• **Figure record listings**
######

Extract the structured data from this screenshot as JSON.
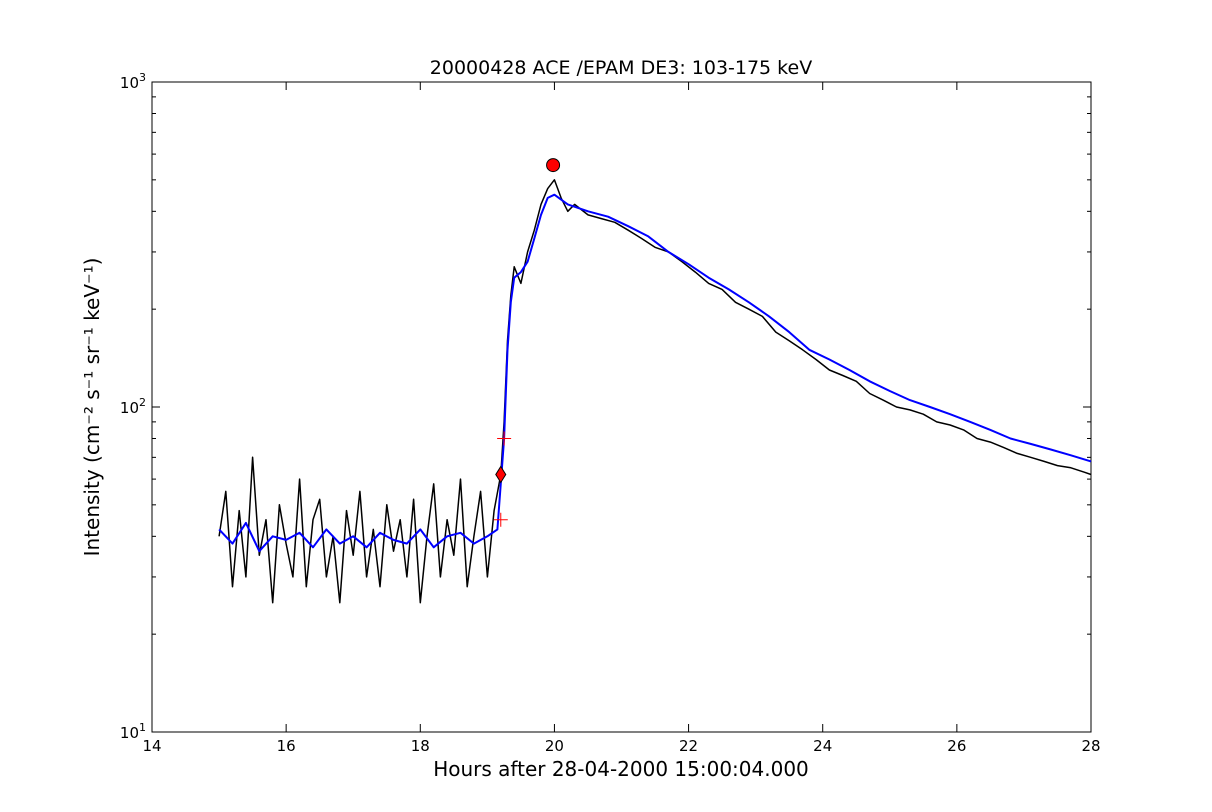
{
  "chart_data": {
    "type": "line",
    "title": "20000428 ACE /EPAM DE3: 103-175 keV",
    "xlabel": "Hours after 28-04-2000 15:00:04.000",
    "ylabel": "Intensity (cm⁻² s⁻¹ sr⁻¹ keV⁻¹)",
    "xlim": [
      14,
      28
    ],
    "ylim": [
      10,
      1000
    ],
    "yscale": "log",
    "grid": false,
    "xticks": [
      14,
      16,
      18,
      20,
      22,
      24,
      26,
      28
    ],
    "xtick_labels": [
      "14",
      "16",
      "18",
      "20",
      "22",
      "24",
      "26",
      "28"
    ],
    "yticks": [
      10,
      100,
      1000
    ],
    "ytick_base": "10",
    "ytick_exponents": [
      "1",
      "2",
      "3"
    ],
    "colors": {
      "raw": "#000000",
      "smoothed": "#0000ff",
      "marker": "#ff0000"
    },
    "series": [
      {
        "role": "raw",
        "x": [
          15.0,
          15.1,
          15.2,
          15.3,
          15.4,
          15.5,
          15.6,
          15.7,
          15.8,
          15.9,
          16.0,
          16.1,
          16.2,
          16.3,
          16.4,
          16.5,
          16.6,
          16.7,
          16.8,
          16.9,
          17.0,
          17.1,
          17.2,
          17.3,
          17.4,
          17.5,
          17.6,
          17.7,
          17.8,
          17.9,
          18.0,
          18.1,
          18.2,
          18.3,
          18.4,
          18.5,
          18.6,
          18.7,
          18.8,
          18.9,
          19.0,
          19.1,
          19.2,
          19.25,
          19.3,
          19.35,
          19.4,
          19.5,
          19.6,
          19.7,
          19.8,
          19.9,
          20.0,
          20.1,
          20.2,
          20.3,
          20.5,
          20.7,
          20.9,
          21.1,
          21.3,
          21.5,
          21.7,
          21.9,
          22.1,
          22.3,
          22.5,
          22.7,
          22.9,
          23.1,
          23.3,
          23.5,
          23.7,
          23.9,
          24.1,
          24.3,
          24.5,
          24.7,
          24.9,
          25.1,
          25.3,
          25.5,
          25.7,
          25.9,
          26.1,
          26.3,
          26.5,
          26.7,
          26.9,
          27.1,
          27.3,
          27.5,
          27.7,
          27.9,
          28.0
        ],
        "y": [
          40,
          55,
          28,
          48,
          30,
          70,
          35,
          45,
          25,
          50,
          38,
          30,
          60,
          28,
          45,
          52,
          30,
          40,
          25,
          48,
          35,
          55,
          30,
          42,
          28,
          50,
          36,
          45,
          30,
          52,
          25,
          40,
          58,
          30,
          45,
          35,
          60,
          28,
          40,
          55,
          30,
          48,
          62,
          90,
          160,
          220,
          270,
          240,
          300,
          350,
          420,
          470,
          500,
          440,
          400,
          420,
          390,
          380,
          370,
          350,
          330,
          310,
          300,
          280,
          260,
          240,
          230,
          210,
          200,
          190,
          170,
          160,
          150,
          140,
          130,
          125,
          120,
          110,
          105,
          100,
          98,
          95,
          90,
          88,
          85,
          80,
          78,
          75,
          72,
          70,
          68,
          66,
          65,
          63,
          62
        ]
      },
      {
        "role": "smoothed",
        "x": [
          15.0,
          15.2,
          15.4,
          15.6,
          15.8,
          16.0,
          16.2,
          16.4,
          16.6,
          16.8,
          17.0,
          17.2,
          17.4,
          17.6,
          17.8,
          18.0,
          18.2,
          18.4,
          18.6,
          18.8,
          19.0,
          19.15,
          19.25,
          19.3,
          19.35,
          19.4,
          19.5,
          19.6,
          19.7,
          19.8,
          19.9,
          20.0,
          20.2,
          20.5,
          20.8,
          21.1,
          21.4,
          21.7,
          22.0,
          22.3,
          22.6,
          22.9,
          23.2,
          23.5,
          23.8,
          24.1,
          24.4,
          24.7,
          25.0,
          25.3,
          25.6,
          25.9,
          26.2,
          26.5,
          26.8,
          27.1,
          27.4,
          27.7,
          28.0
        ],
        "y": [
          42,
          38,
          44,
          36,
          40,
          39,
          41,
          37,
          42,
          38,
          40,
          37,
          41,
          39,
          38,
          42,
          37,
          40,
          41,
          38,
          40,
          42,
          80,
          150,
          210,
          250,
          260,
          280,
          330,
          390,
          440,
          450,
          420,
          400,
          385,
          360,
          335,
          300,
          275,
          250,
          230,
          210,
          190,
          170,
          150,
          140,
          130,
          120,
          112,
          105,
          100,
          95,
          90,
          85,
          80,
          77,
          74,
          71,
          68
        ]
      }
    ],
    "markers": [
      {
        "shape": "circle",
        "x": 19.98,
        "y": 555
      },
      {
        "shape": "diamond",
        "x": 19.2,
        "y": 62
      },
      {
        "shape": "plus",
        "x": 19.25,
        "y": 80
      },
      {
        "shape": "plus",
        "x": 19.2,
        "y": 45
      }
    ]
  }
}
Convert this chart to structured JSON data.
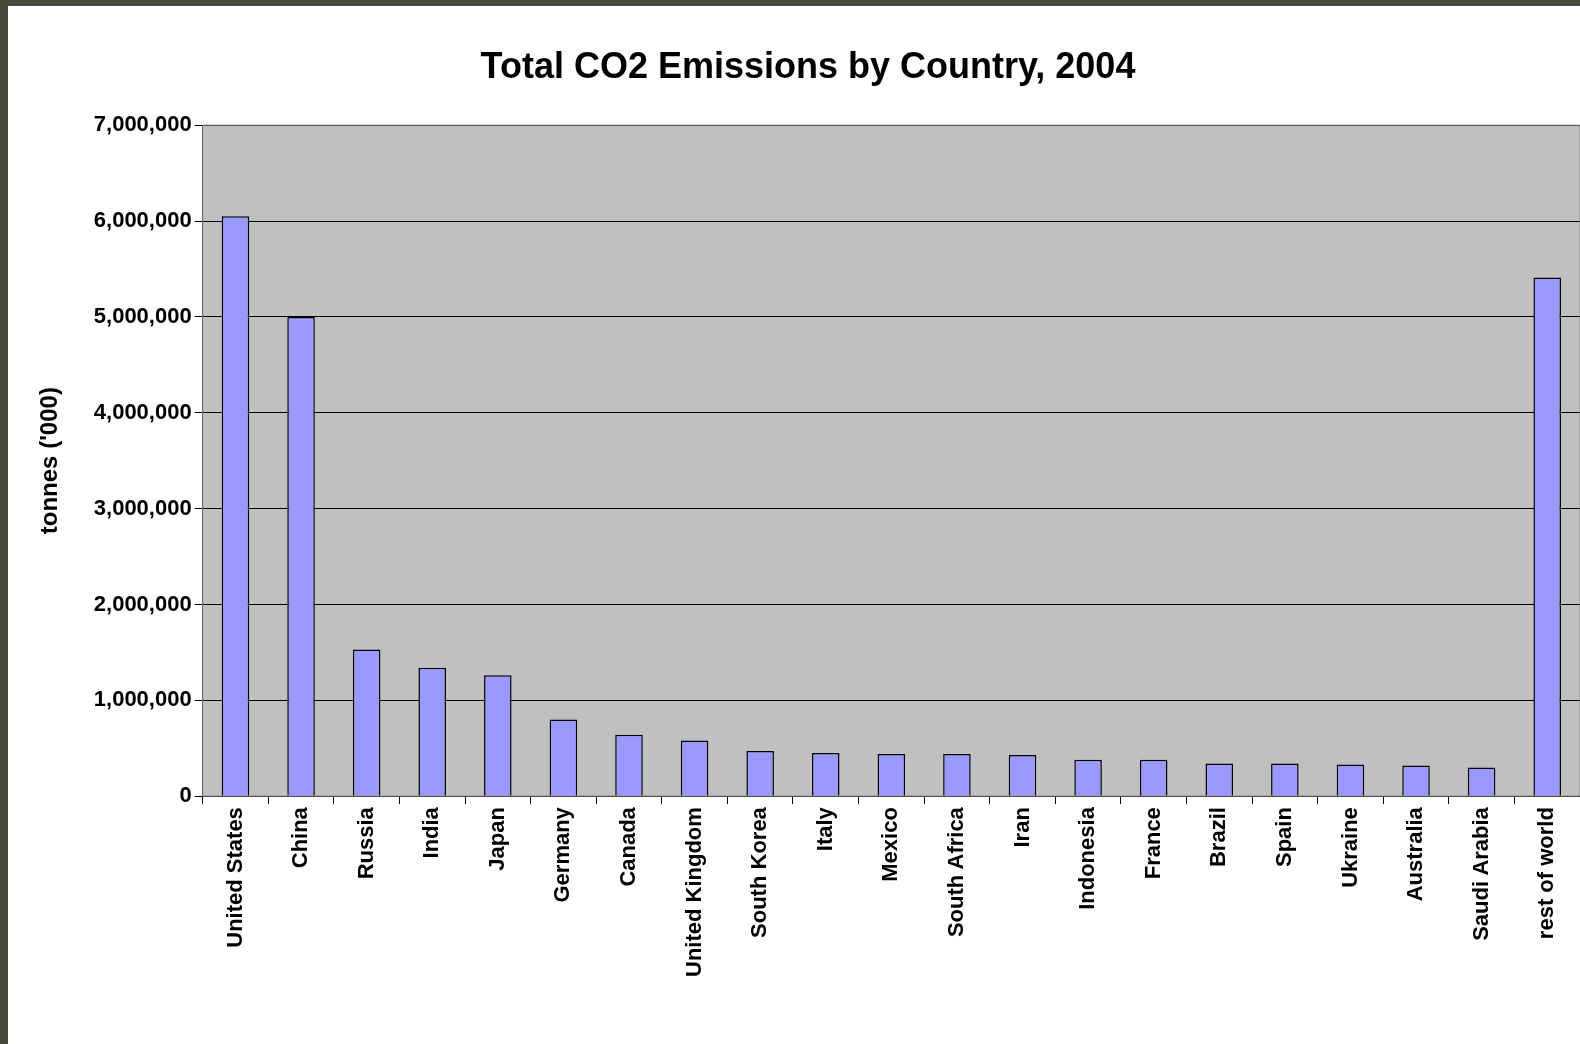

######

• **TO DO**
Count every line above that holds the word "structured", and state the number and nothing more.

• **EXPECTED ANSWER**
2